PROBLEM REQUIREMENTS => Pick out each line in these entries that contains the string "Anti".

— START OF DATA —

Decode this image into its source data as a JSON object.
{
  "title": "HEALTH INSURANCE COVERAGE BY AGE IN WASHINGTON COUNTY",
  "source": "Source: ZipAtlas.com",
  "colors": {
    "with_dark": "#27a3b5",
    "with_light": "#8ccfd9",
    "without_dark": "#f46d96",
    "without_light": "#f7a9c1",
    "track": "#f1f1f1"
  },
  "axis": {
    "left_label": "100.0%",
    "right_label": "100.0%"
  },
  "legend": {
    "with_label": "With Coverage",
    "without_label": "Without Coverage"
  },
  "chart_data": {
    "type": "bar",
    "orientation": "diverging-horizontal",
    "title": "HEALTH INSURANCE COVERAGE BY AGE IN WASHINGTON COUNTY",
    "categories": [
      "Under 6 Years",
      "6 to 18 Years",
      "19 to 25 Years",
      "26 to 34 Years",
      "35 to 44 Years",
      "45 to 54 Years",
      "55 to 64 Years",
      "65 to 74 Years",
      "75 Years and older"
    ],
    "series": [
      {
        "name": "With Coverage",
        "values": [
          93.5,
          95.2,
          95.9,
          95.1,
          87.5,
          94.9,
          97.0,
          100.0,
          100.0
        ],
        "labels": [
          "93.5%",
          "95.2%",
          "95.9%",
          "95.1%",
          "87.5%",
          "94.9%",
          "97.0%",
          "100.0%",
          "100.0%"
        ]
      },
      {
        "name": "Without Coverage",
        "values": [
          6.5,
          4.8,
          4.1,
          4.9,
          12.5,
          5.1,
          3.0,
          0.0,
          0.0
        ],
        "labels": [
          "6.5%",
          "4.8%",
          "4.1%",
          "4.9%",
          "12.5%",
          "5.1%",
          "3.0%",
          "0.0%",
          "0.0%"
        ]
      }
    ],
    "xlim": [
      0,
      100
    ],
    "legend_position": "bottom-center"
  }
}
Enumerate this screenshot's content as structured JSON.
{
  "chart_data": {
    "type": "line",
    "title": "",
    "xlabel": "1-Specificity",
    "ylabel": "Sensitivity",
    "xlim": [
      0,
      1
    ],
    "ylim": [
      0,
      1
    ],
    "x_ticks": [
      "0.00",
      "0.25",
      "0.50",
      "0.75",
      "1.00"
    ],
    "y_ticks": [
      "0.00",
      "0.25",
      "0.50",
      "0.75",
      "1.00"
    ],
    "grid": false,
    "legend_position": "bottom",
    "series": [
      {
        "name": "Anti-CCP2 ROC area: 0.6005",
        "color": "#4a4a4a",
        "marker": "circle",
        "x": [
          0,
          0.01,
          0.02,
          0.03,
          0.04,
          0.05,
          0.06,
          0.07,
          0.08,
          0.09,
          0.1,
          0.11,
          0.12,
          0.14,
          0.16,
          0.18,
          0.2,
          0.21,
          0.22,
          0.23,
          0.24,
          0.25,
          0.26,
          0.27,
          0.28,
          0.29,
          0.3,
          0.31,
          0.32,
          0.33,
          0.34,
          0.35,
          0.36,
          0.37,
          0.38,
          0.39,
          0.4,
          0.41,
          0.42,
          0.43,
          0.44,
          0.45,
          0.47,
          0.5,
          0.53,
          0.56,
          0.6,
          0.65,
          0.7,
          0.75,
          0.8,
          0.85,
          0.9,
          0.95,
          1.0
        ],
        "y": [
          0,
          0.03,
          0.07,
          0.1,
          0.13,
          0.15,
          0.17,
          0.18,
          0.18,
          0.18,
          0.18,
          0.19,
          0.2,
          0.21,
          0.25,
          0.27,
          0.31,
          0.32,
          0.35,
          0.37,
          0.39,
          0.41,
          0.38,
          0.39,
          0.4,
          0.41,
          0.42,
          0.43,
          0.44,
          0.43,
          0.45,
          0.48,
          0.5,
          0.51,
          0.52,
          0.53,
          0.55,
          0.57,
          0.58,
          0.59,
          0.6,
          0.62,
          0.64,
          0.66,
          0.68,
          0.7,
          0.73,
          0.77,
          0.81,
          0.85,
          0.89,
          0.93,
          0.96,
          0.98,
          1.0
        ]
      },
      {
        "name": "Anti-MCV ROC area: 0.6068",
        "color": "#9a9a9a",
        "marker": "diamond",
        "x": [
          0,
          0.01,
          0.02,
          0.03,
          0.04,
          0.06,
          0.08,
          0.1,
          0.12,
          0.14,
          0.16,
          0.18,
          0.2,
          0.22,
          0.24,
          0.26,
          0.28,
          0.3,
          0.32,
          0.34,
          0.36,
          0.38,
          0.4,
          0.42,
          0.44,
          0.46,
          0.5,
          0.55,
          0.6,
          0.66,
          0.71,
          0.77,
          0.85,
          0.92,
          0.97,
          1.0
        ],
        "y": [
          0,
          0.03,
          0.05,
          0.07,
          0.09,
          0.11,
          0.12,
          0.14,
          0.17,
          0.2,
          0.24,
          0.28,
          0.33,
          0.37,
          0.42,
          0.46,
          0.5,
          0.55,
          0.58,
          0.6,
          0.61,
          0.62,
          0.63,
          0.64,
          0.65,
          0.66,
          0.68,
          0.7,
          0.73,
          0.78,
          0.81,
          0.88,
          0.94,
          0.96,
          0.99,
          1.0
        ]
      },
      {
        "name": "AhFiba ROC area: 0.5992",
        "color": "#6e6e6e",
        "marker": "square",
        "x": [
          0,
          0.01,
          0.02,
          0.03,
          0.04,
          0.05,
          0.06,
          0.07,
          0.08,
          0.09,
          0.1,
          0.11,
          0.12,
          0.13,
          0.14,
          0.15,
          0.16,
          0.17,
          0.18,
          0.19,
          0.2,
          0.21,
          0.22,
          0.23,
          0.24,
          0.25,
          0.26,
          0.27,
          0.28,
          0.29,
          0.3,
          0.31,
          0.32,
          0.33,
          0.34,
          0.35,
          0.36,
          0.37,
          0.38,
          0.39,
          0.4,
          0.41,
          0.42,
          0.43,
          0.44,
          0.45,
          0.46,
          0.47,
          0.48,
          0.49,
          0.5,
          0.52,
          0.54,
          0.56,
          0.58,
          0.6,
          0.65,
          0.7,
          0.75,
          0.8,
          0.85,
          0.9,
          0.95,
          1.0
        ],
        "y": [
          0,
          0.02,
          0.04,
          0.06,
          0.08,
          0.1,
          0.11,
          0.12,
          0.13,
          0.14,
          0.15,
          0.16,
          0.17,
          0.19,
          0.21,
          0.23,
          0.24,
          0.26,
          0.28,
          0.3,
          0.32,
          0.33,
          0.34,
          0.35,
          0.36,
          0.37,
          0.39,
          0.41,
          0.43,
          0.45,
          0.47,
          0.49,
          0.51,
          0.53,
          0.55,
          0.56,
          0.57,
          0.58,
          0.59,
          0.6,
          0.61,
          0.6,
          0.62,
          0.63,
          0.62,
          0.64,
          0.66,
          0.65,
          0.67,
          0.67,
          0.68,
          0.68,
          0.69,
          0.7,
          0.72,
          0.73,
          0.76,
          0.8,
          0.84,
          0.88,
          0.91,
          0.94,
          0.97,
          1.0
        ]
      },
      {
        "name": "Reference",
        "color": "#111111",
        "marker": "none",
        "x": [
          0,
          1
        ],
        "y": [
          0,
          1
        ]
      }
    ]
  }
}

— END OF DATA —

EXERCISE RESULT =>
        "name": "Anti-CCP2 ROC area: 0.6005",
        "name": "Anti-MCV ROC area: 0.6068",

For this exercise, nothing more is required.